* DIRECTIVE
Arrange each line of the rows below as a numbered list, leaving out blank lines.

Records from a dataset:
%%
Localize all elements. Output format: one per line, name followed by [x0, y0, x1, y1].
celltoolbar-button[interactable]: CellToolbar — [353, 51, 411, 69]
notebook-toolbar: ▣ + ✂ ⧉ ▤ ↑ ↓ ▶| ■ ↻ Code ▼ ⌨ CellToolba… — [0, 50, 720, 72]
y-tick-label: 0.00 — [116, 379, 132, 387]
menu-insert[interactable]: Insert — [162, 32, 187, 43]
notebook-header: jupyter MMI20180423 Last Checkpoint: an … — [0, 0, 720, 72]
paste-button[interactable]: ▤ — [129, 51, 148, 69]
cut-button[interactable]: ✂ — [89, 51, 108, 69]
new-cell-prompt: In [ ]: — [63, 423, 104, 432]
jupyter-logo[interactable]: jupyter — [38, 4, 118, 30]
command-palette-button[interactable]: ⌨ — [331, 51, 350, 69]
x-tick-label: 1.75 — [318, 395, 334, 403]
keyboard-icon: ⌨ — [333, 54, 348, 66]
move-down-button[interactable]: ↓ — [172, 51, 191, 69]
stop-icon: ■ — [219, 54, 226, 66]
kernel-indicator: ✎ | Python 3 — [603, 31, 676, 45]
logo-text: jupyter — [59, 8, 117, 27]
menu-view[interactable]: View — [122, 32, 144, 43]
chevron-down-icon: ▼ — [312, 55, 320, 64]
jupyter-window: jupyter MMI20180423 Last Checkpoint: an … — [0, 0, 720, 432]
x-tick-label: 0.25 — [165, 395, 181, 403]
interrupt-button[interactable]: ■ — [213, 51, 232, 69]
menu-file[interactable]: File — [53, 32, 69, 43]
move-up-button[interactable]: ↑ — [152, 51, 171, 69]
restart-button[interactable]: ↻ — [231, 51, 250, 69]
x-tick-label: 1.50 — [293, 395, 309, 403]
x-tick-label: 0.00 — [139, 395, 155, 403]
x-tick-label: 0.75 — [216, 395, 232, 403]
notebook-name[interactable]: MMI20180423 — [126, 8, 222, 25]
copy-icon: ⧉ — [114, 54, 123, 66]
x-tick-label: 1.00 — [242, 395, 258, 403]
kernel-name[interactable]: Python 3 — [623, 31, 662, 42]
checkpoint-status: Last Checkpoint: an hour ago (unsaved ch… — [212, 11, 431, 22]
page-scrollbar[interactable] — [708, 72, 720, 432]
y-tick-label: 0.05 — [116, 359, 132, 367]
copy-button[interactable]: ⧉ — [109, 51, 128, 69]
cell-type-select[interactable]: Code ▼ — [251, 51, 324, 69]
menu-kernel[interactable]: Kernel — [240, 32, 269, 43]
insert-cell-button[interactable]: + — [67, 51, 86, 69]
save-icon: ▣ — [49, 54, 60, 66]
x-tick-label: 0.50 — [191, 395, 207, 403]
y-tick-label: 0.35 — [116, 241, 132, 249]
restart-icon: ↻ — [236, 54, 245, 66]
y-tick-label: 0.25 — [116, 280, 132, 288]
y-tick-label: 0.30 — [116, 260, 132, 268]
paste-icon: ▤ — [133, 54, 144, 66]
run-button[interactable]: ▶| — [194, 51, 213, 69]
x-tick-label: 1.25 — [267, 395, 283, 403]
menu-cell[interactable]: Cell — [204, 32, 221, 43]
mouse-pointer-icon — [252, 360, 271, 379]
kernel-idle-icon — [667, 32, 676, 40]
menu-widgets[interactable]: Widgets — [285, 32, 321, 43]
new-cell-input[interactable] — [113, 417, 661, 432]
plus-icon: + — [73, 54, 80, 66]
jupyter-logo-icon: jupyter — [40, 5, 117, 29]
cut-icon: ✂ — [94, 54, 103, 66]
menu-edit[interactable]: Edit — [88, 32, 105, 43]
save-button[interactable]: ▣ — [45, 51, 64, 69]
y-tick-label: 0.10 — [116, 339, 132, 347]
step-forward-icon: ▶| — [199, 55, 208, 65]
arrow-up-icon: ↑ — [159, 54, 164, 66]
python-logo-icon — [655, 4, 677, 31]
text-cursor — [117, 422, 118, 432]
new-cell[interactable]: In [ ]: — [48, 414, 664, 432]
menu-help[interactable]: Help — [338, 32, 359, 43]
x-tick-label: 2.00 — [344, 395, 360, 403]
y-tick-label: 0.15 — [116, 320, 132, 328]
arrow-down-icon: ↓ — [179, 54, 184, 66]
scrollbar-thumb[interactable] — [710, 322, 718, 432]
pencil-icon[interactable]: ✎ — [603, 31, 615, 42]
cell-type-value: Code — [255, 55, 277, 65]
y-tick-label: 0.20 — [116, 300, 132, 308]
%%
* RESPONSE BELOW
1. Localize all elements. Output format: one per line, name followed by [x0, y0, x1, y1].
2. celltoolbar-button[interactable]: CellToolbar — [353, 51, 411, 69]
3. notebook-toolbar: ▣ + ✂ ⧉ ▤ ↑ ↓ ▶| ■ ↻ Code ▼ ⌨ CellToolba… — [0, 50, 720, 72]
4. y-tick-label: 0.00 — [116, 379, 132, 387]
5. menu-insert[interactable]: Insert — [162, 32, 187, 43]
6. notebook-header: jupyter MMI20180423 Last Checkpoint: an … — [0, 0, 720, 72]
7. paste-button[interactable]: ▤ — [129, 51, 148, 69]
8. cut-button[interactable]: ✂ — [89, 51, 108, 69]
9. new-cell-prompt: In [ ]: — [63, 423, 104, 432]
10. jupyter-logo[interactable]: jupyter — [38, 4, 118, 30]
11. command-palette-button[interactable]: ⌨ — [331, 51, 350, 69]
12. x-tick-label: 1.75 — [318, 395, 334, 403]
13. keyboard-icon: ⌨ — [333, 54, 348, 66]
14. move-down-button[interactable]: ↓ — [172, 51, 191, 69]
15. stop-icon: ■ — [219, 54, 226, 66]
16. kernel-indicator: ✎ | Python 3 — [603, 31, 676, 45]
17. logo-text: jupyter — [59, 8, 117, 27]
18. menu-view[interactable]: View — [122, 32, 144, 43]
19. chevron-down-icon: ▼ — [312, 55, 320, 64]
20. jupyter-window: jupyter MMI20180423 Last Checkpoint: an … — [0, 0, 720, 432]
21. x-tick-label: 0.25 — [165, 395, 181, 403]
22. interrupt-button[interactable]: ■ — [213, 51, 232, 69]
23. menu-file[interactable]: File — [53, 32, 69, 43]
24. move-up-button[interactable]: ↑ — [152, 51, 171, 69]
25. restart-button[interactable]: ↻ — [231, 51, 250, 69]
26. x-tick-label: 1.50 — [293, 395, 309, 403]
27. x-tick-label: 0.00 — [139, 395, 155, 403]
28. x-tick-label: 0.75 — [216, 395, 232, 403]
29. notebook-name[interactable]: MMI20180423 — [126, 8, 222, 25]
30. copy-icon: ⧉ — [114, 54, 123, 66]
31. x-tick-label: 1.00 — [242, 395, 258, 403]
32. kernel-name[interactable]: Python 3 — [623, 31, 662, 42]
33. checkpoint-status: Last Checkpoint: an hour ago (unsaved ch… — [212, 11, 431, 22]
34. page-scrollbar[interactable] — [708, 72, 720, 432]
35. y-tick-label: 0.05 — [116, 359, 132, 367]
36. copy-button[interactable]: ⧉ — [109, 51, 128, 69]
37. cell-type-select[interactable]: Code ▼ — [251, 51, 324, 69]
38. menu-kernel[interactable]: Kernel — [240, 32, 269, 43]
39. insert-cell-button[interactable]: + — [67, 51, 86, 69]
40. save-icon: ▣ — [49, 54, 60, 66]
41. x-tick-label: 0.50 — [191, 395, 207, 403]
42. y-tick-label: 0.35 — [116, 241, 132, 249]
43. restart-icon: ↻ — [236, 54, 245, 66]
44. y-tick-label: 0.25 — [116, 280, 132, 288]
45. y-tick-label: 0.30 — [116, 260, 132, 268]
46. paste-icon: ▤ — [133, 54, 144, 66]
47. run-button[interactable]: ▶| — [194, 51, 213, 69]
48. x-tick-label: 1.25 — [267, 395, 283, 403]
49. menu-cell[interactable]: Cell — [204, 32, 221, 43]
50. mouse-pointer-icon — [252, 360, 271, 379]
51. kernel-idle-icon — [667, 32, 676, 40]
52. menu-widgets[interactable]: Widgets — [285, 32, 321, 43]
53. new-cell-input[interactable] — [113, 417, 661, 432]
54. plus-icon: + — [73, 54, 80, 66]
55. jupyter-logo-icon: jupyter — [40, 5, 117, 29]
56. cut-icon: ✂ — [94, 54, 103, 66]
57. menu-edit[interactable]: Edit — [88, 32, 105, 43]
58. save-button[interactable]: ▣ — [45, 51, 64, 69]
59. y-tick-label: 0.10 — [116, 339, 132, 347]
60. step-forward-icon: ▶| — [199, 55, 208, 65]
61. arrow-up-icon: ↑ — [159, 54, 164, 66]
62. python-logo-icon — [655, 4, 677, 31]
63. text-cursor — [117, 422, 118, 432]
64. new-cell[interactable]: In [ ]: — [48, 414, 664, 432]
65. menu-help[interactable]: Help — [338, 32, 359, 43]
66. x-tick-label: 2.00 — [344, 395, 360, 403]
67. y-tick-label: 0.15 — [116, 320, 132, 328]
68. arrow-down-icon: ↓ — [179, 54, 184, 66]
69. scrollbar-thumb[interactable] — [710, 322, 718, 432]
70. pencil-icon[interactable]: ✎ — [603, 31, 615, 42]
71. cell-type-value: Code — [255, 55, 277, 65]
72. y-tick-label: 0.20 — [116, 300, 132, 308]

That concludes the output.